WHAT YOU NEED TO DO -> In the listing below, report how many lines contain the string "fill". Give only the number.
** start of MATERIAL PROVIDED **
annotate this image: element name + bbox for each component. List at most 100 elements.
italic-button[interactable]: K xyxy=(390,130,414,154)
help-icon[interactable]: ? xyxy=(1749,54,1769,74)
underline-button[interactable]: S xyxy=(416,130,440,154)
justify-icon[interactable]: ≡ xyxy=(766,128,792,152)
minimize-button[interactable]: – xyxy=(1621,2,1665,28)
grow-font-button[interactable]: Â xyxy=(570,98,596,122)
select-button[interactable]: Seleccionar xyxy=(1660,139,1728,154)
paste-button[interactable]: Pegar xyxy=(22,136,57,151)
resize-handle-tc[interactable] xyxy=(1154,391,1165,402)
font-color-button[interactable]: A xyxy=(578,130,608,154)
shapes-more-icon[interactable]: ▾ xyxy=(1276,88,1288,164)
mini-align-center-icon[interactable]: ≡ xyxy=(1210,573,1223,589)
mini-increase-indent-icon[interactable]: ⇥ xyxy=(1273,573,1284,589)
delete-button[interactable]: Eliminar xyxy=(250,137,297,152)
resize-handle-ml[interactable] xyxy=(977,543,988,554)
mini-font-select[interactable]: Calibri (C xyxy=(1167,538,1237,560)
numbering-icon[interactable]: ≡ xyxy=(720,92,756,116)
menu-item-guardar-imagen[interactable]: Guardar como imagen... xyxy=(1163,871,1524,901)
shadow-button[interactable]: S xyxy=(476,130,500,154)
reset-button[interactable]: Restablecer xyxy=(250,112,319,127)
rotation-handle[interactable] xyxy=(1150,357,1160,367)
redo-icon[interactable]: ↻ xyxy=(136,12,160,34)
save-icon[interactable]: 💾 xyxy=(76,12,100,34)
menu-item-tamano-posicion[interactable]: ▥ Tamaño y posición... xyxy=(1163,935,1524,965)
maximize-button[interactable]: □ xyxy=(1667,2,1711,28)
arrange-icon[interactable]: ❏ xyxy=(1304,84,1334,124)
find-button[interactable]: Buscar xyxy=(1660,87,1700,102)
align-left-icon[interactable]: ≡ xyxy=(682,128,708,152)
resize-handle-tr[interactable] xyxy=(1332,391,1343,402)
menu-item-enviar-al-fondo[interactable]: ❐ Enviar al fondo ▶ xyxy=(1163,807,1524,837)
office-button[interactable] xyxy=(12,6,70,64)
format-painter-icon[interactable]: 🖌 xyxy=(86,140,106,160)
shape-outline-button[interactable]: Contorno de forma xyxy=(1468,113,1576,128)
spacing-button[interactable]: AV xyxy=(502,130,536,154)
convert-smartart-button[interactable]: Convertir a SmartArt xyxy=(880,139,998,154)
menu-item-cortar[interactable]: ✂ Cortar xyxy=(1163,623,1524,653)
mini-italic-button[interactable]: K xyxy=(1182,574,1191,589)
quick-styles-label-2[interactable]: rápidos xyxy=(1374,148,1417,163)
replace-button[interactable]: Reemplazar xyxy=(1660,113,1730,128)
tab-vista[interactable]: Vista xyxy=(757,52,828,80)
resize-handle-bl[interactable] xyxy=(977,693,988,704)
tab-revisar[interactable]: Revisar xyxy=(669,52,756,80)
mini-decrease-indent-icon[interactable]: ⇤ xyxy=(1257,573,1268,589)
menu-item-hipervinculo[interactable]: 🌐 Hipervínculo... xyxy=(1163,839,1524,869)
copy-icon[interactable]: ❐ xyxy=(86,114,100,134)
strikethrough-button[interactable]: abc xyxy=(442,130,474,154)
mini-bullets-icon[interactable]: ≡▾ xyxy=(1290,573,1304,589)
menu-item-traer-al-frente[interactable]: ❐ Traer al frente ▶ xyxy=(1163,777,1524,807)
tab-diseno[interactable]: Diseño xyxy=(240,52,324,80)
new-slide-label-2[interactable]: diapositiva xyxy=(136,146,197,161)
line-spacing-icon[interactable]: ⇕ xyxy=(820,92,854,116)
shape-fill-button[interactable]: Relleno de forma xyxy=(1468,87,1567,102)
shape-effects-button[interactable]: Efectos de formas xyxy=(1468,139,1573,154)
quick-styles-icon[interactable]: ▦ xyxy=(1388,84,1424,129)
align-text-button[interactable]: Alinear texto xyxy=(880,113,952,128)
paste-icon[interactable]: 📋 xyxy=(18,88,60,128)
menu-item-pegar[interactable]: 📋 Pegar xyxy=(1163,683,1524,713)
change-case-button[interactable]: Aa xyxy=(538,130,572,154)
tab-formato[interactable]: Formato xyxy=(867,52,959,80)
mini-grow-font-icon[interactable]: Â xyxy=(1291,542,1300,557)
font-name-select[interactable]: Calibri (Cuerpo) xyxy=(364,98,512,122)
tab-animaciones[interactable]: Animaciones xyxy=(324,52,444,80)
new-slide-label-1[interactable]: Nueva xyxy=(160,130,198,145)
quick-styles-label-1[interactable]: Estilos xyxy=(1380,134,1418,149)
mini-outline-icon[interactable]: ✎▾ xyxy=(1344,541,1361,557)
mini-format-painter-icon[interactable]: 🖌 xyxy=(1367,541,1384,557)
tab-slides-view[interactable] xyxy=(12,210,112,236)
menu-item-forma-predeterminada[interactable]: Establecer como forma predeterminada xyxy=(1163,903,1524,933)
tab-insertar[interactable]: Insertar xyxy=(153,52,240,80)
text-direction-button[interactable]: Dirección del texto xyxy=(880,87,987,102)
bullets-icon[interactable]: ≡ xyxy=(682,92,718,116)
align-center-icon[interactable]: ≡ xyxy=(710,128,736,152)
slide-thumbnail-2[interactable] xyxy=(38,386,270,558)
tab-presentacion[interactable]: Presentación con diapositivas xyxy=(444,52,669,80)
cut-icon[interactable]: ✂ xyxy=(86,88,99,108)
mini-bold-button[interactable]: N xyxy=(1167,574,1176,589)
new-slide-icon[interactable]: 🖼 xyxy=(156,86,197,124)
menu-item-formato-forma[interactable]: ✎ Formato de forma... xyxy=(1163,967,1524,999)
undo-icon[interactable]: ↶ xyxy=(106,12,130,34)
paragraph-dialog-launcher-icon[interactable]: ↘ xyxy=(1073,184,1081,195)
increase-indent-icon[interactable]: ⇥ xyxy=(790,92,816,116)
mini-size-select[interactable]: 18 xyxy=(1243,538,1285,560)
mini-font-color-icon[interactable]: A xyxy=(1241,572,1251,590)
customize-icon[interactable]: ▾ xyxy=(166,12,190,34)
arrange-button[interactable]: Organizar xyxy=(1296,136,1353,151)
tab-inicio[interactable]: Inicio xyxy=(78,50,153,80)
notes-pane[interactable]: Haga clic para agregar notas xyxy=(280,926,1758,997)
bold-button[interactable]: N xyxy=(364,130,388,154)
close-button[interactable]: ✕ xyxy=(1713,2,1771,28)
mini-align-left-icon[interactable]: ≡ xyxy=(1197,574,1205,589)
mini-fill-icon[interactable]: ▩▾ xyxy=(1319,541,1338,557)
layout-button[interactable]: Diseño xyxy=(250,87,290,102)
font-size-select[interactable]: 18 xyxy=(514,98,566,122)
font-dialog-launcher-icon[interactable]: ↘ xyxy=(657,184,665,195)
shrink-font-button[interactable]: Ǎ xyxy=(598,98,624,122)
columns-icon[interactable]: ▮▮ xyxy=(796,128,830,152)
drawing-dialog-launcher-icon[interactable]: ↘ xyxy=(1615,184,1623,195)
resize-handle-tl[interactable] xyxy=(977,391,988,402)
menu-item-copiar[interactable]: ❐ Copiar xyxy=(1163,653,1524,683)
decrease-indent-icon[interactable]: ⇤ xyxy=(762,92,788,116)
** end of MATERIAL PROVIDED **
OUTPUT OF THE EXERCISE -> 2